**Written instruction**
Word for word, restate every line of the listing that follows.
++++++
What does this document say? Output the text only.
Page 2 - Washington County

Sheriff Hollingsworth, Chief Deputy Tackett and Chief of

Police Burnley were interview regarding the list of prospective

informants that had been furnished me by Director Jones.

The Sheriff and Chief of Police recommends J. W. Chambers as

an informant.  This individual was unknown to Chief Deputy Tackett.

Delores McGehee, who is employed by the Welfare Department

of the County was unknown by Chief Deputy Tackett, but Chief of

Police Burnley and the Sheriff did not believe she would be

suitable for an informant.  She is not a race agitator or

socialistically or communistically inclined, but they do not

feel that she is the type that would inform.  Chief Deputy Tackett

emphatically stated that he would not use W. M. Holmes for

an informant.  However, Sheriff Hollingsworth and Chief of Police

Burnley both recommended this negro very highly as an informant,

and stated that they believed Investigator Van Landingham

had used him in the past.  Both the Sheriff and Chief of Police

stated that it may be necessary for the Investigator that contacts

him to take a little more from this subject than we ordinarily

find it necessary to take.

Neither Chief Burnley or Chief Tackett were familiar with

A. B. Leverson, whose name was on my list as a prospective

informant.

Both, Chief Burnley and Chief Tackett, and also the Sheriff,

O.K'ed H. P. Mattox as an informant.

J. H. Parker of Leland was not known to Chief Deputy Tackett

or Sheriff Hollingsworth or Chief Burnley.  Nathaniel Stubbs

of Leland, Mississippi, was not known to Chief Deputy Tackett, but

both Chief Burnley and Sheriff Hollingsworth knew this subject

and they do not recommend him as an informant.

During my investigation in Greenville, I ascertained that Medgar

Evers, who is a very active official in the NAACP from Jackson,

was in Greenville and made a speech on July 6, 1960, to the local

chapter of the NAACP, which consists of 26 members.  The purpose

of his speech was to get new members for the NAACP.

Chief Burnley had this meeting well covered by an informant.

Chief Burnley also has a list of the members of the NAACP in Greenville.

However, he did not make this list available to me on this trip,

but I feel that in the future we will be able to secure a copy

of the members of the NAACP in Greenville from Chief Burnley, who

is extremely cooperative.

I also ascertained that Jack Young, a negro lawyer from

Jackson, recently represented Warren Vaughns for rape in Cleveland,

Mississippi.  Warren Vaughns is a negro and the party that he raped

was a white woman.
++++++
**Solution to the problem**
What does this document say? Output the text only.
Page 2 - Washington County

Sheriff Hollingsworth, Chief Deputy Tackett and Chief of

Police Burnley were interview regarding the list of prospective

informants that had been furnished me by Director Jones.

The Sheriff and Chief of Police recommends J. W. Chambers as

an informant.  This individual was unknown to Chief Deputy Tackett.

Delores McGehee, who is employed by the Welfare Department

of the County was unknown by Chief Deputy Tackett, but Chief of

Police Burnley and the Sheriff did not believe she would be

suitable for an informant.  She is not a race agitator or

socialistically or communistically inclined, but they do not

feel that she is the type that would inform.  Chief Deputy Tackett

emphatically stated that he would not use W. M. Holmes for

an informant.  However, Sheriff Hollingsworth and Chief of Police

Burnley both recommended this negro very highly as an informant,

and stated that they believed Investigator Van Landingham

had used him in the past.  Both the Sheriff and Chief of Police

stated that it may be necessary for the Investigator that contacts

him to take a little more from this subject than we ordinarily

find it necessary to take.

Neither Chief Burnley or Chief Tackett were familiar with

A. B. Leverson, whose name was on my list as a prospective

informant.

Both, Chief Burnley and Chief Tackett, and also the Sheriff,

O.K'ed H. P. Mattox as an informant.

J. H. Parker of Leland was not known to Chief Deputy Tackett

or Sheriff Hollingsworth or Chief Burnley.  Nathaniel Stubbs

of Leland, Mississippi, was not known to Chief Deputy Tackett, but

both Chief Burnley and Sheriff Hollingsworth knew this subject

and they do not recommend him as an informant.

During my investigation in Greenville, I ascertained that Medgar

Evers, who is a very active official in the NAACP from Jackson,

was in Greenville and made a speech on July 6, 1960, to the local

chapter of the NAACP, which consists of 26 members.  The purpose

of his speech was to get new members for the NAACP.

Chief Burnley had this meeting well covered by an informant.

Chief Burnley also has a list of the members of the NAACP in Greenville.

However, he did not make this list available to me on this trip,

but I feel that in the future we will be able to secure a copy

of the members of the NAACP in Greenville from Chief Burnley, who

is extremely cooperative.

I also ascertained that Jack Young, a negro lawyer from

Jackson, recently represented Warren Vaughns for rape in Cleveland,

Mississippi.  Warren Vaughns is a negro and the party that he raped

was a white woman.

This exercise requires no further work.